Activity:
In the entries below, find each line bearing the string "highlight" and copy it.

Data extracts:

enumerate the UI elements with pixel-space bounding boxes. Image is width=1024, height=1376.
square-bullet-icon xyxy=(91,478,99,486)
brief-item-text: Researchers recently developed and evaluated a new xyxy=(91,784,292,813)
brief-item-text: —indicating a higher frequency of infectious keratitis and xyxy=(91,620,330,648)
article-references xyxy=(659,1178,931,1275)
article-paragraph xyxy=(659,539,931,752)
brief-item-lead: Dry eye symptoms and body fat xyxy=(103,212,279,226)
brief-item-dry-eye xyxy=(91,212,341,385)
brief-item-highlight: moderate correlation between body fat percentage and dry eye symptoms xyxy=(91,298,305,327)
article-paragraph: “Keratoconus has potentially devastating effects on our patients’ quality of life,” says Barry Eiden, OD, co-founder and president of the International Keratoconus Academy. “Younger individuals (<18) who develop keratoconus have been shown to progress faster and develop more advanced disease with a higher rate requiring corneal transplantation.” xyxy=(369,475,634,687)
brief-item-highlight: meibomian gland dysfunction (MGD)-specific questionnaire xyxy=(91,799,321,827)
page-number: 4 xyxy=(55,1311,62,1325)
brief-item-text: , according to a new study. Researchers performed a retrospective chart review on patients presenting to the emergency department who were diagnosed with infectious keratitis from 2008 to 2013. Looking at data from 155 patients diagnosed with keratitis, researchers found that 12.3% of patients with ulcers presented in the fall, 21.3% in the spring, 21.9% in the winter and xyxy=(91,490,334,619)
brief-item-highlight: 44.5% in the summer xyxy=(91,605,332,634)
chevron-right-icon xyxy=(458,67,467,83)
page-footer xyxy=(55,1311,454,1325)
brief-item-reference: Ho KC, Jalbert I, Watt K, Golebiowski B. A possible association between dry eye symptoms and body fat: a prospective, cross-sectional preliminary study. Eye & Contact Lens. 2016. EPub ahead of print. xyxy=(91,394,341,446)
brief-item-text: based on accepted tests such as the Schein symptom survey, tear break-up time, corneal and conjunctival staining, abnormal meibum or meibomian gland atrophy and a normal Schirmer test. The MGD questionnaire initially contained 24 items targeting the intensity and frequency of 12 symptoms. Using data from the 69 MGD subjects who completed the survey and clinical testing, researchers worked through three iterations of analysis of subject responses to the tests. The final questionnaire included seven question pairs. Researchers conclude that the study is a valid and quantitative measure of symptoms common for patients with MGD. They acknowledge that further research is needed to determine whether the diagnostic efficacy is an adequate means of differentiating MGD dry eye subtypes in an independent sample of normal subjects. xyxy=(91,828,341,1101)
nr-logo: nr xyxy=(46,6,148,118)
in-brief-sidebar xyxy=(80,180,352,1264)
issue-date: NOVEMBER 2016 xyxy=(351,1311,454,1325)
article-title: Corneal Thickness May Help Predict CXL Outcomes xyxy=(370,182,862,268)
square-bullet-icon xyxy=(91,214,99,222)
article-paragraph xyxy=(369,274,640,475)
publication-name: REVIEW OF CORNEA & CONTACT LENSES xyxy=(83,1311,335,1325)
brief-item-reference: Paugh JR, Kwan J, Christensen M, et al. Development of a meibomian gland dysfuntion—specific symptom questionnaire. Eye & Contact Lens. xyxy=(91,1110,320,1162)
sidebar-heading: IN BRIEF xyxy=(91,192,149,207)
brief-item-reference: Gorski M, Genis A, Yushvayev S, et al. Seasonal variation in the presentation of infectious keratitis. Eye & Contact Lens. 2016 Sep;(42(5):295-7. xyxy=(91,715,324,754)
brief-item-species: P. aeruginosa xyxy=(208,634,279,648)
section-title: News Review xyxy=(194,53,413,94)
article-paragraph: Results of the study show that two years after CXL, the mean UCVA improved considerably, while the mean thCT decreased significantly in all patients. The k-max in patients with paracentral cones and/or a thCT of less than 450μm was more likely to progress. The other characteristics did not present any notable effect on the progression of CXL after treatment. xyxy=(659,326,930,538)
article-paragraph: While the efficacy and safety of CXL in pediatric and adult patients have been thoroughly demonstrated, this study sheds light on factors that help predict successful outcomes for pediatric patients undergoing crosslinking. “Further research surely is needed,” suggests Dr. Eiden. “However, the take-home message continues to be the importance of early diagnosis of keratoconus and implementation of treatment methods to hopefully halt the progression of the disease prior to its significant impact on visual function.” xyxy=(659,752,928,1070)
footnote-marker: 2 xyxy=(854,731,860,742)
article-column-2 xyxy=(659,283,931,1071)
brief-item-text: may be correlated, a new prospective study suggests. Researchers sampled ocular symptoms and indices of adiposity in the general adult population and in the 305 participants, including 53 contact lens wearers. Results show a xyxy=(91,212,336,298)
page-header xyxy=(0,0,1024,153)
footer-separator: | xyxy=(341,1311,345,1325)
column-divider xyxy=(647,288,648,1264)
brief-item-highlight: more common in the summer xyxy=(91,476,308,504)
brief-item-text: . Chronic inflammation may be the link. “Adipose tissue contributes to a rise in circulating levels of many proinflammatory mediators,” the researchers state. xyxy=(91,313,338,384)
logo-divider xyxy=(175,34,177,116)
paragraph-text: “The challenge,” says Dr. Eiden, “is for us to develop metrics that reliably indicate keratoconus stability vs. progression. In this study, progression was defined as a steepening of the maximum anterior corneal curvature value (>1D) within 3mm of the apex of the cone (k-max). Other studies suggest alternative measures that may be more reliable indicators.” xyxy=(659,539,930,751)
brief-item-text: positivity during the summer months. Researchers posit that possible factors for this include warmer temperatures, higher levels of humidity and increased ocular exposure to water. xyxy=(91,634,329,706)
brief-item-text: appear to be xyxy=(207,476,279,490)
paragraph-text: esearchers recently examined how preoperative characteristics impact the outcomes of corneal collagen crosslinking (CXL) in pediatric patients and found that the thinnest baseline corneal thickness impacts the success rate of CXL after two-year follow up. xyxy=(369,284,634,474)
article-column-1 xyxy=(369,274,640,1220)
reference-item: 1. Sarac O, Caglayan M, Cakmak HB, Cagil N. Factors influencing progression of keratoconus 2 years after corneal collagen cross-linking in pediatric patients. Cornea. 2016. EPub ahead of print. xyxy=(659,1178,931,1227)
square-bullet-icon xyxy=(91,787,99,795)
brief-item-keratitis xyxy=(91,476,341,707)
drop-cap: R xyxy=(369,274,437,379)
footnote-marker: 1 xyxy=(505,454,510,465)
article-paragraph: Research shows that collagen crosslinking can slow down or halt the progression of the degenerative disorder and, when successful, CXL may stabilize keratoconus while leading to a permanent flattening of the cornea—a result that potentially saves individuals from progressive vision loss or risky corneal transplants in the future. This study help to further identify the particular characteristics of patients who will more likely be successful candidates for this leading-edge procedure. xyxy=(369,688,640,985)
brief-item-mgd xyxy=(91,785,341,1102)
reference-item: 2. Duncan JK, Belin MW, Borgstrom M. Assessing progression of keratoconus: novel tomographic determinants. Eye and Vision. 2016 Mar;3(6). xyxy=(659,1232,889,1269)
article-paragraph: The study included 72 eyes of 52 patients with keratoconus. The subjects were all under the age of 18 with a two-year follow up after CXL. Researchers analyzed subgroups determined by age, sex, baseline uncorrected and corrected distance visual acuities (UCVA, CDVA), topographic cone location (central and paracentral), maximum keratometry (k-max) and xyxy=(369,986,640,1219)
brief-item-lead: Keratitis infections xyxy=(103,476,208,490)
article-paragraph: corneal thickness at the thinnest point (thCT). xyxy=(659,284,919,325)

Finished exercise:
brief-item-highlight: moderate correlation between body fat percentage and dry eye symptoms xyxy=(91,298,305,327)
brief-item-highlight: meibomian gland dysfunction (MGD)-specific questionnaire xyxy=(91,799,321,827)
brief-item-highlight: 44.5% in the summer xyxy=(91,605,332,634)
brief-item-highlight: more common in the summer xyxy=(91,476,308,504)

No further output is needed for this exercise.